* [Objective]: Pick out all lines of the entries that include the word "Planning" and copy them.

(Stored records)
——————————

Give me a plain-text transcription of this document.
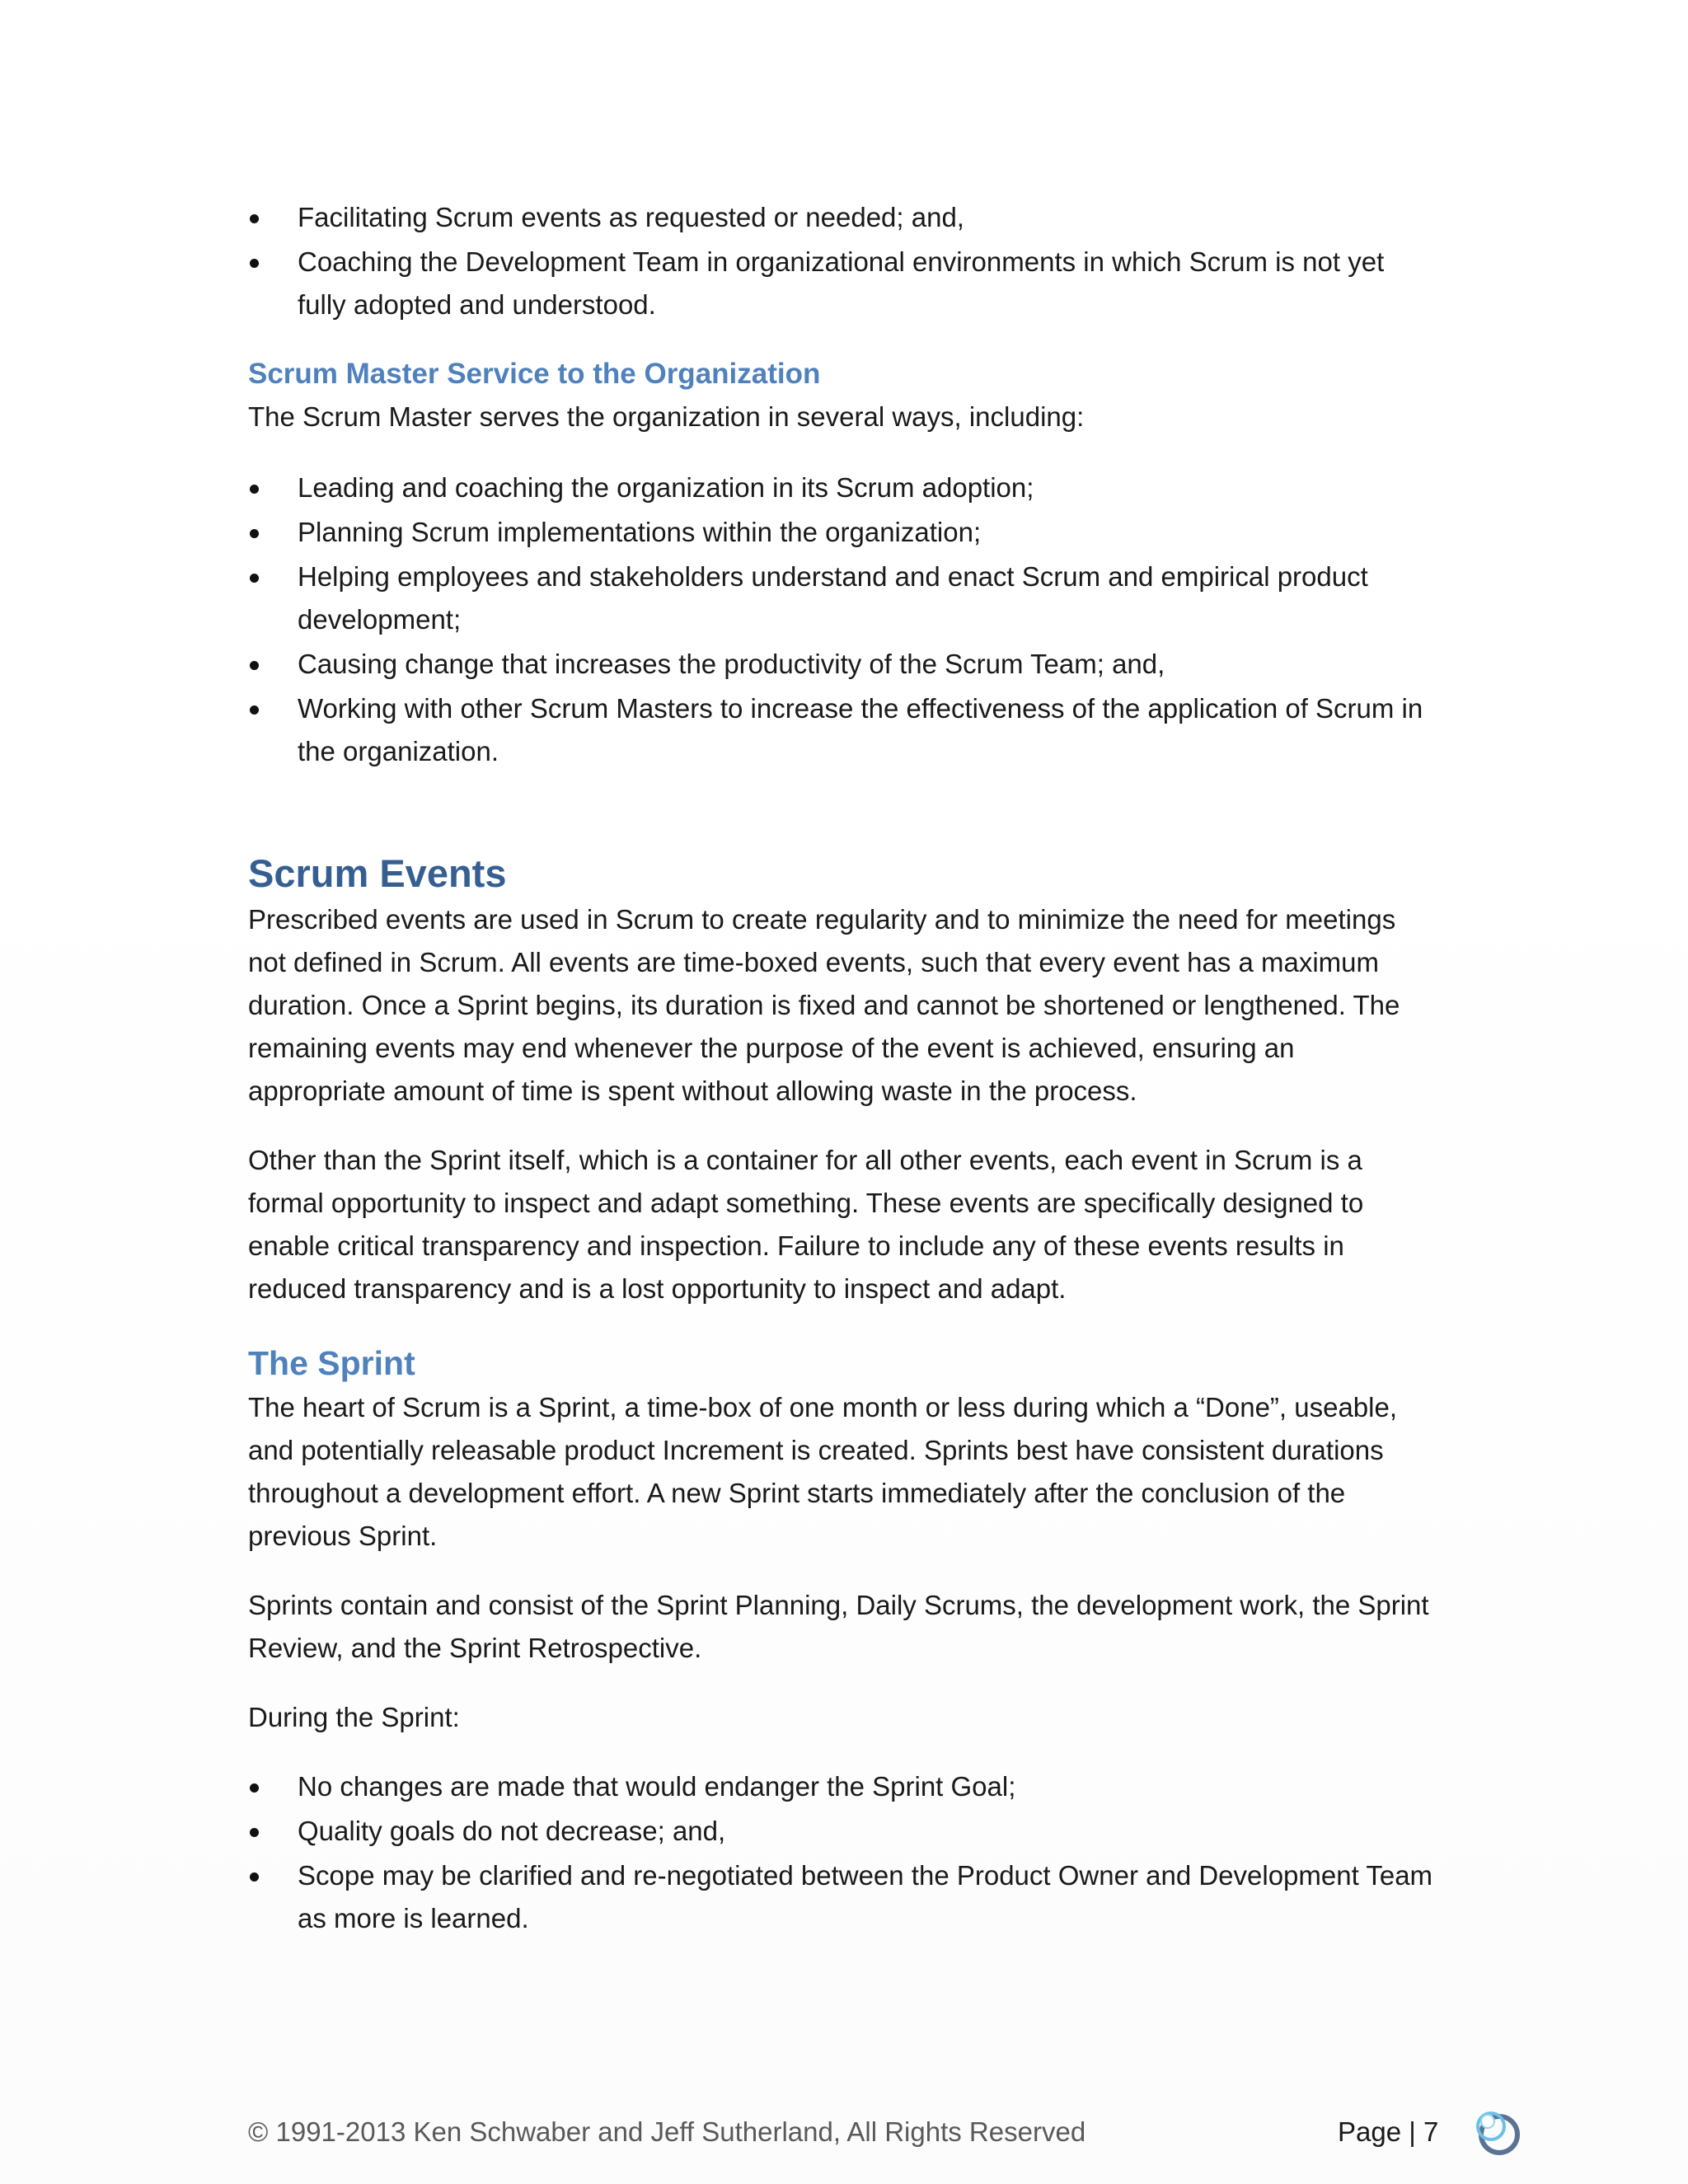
Facilitating Scrum events as requested or needed; and,
Coaching the Development Team in organizational environments in which Scrum is not yet fully adopted and understood.
Scrum Master Service to the Organization

The Scrum Master serves the organization in several ways, including:

Leading and coaching the organization in its Scrum adoption;
Planning Scrum implementations within the organization;
Helping employees and stakeholders understand and enact Scrum and empirical product development;
Causing change that increases the productivity of the Scrum Team; and,
Working with other Scrum Masters to increase the effectiveness of the application of Scrum in the organization.
Scrum Events

Prescribed events are used in Scrum to create regularity and to minimize the need for meetings not defined in Scrum. All events are time-boxed events, such that every event has a maximum duration. Once a Sprint begins, its duration is fixed and cannot be shortened or lengthened. The remaining events may end whenever the purpose of the event is achieved, ensuring an appropriate amount of time is spent without allowing waste in the process.

Other than the Sprint itself, which is a container for all other events, each event in Scrum is a formal opportunity to inspect and adapt something. These events are specifically designed to enable critical transparency and inspection. Failure to include any of these events results in reduced transparency and is a lost opportunity to inspect and adapt.

The Sprint

The heart of Scrum is a Sprint, a time-box of one month or less during which a “Done”, useable, and potentially releasable product Increment is created. Sprints best have consistent durations throughout a development effort. A new Sprint starts immediately after the conclusion of the previous Sprint.

Sprints contain and consist of the Sprint Planning, Daily Scrums, the development work, the Sprint Review, and the Sprint Retrospective.

During the Sprint:

No changes are made that would endanger the Sprint Goal;
Quality goals do not decrease; and,
Scope may be clarified and re-negotiated between the Product Owner and Development Team as more is learned.
© 1991-2013 Ken Schwaber and Jeff Sutherland, All Rights Reserved	Page | 7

——————————

* [Written response]:
Planning Scrum implementations within the organization;
Sprints contain and consist of the Sprint Planning, Daily Scrums, the development work, the Sprint Review, and the Sprint Retrospective.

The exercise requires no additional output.